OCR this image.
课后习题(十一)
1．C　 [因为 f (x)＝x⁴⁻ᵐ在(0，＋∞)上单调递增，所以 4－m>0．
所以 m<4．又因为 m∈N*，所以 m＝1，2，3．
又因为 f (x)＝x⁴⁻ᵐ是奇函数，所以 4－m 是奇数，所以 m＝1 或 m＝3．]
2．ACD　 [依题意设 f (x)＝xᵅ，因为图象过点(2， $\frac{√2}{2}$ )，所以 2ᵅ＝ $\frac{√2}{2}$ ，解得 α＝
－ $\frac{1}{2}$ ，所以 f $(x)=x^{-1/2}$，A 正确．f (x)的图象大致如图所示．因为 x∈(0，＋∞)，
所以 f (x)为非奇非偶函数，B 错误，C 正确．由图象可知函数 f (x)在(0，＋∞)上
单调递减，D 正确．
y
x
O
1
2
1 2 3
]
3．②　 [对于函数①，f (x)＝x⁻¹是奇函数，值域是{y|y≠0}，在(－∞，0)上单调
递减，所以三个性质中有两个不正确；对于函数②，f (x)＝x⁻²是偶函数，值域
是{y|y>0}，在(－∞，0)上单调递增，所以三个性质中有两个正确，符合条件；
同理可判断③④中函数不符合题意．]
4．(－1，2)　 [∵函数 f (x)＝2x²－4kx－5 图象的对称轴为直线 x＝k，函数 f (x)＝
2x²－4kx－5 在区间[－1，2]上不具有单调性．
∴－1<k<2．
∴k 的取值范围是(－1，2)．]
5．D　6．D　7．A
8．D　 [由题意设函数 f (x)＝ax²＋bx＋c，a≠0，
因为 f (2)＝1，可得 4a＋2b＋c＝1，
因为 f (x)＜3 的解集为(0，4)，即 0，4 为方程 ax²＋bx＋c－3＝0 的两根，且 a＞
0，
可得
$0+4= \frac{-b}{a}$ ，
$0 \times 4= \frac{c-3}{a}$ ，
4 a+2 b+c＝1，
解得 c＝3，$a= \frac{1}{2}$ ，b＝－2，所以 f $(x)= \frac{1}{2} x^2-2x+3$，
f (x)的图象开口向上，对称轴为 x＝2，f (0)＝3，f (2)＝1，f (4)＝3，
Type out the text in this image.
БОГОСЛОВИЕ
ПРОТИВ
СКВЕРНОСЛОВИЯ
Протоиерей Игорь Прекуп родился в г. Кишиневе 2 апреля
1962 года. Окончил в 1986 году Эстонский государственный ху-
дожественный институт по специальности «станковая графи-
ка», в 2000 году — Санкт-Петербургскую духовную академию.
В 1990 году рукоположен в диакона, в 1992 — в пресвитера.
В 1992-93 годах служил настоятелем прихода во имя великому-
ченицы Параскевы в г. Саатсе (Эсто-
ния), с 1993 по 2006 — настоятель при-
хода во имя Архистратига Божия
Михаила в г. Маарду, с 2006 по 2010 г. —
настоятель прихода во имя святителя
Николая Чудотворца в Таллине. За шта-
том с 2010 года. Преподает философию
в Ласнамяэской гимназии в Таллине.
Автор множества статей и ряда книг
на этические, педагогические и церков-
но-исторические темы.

What you should do -> From the line holding "Type out the text in this image." to the last line of the records, quote each line exactly and add nothing.

Exercise output ->
Type out the text in this image.
БОГОСЛОВИЕ
ПРОТИВ
СКВЕРНОСЛОВИЯ
Протоиерей Игорь Прекуп родился в г. Кишиневе 2 апреля
1962 года. Окончил в 1986 году Эстонский государственный ху-
дожественный институт по специальности «станковая графи-
ка», в 2000 году — Санкт-Петербургскую духовную академию.
В 1990 году рукоположен в диакона, в 1992 — в пресвитера.
В 1992-93 годах служил настоятелем прихода во имя великому-
ченицы Параскевы в г. Саатсе (Эсто-
ния), с 1993 по 2006 — настоятель при-
хода во имя Архистратига Божия
Михаила в г. Маарду, с 2006 по 2010 г. —
настоятель прихода во имя святителя
Николая Чудотворца в Таллине. За шта-
том с 2010 года. Преподает философию
в Ласнамяэской гимназии в Таллине.
Автор множества статей и ряда книг
на этические, педагогические и церков-
но-исторические темы.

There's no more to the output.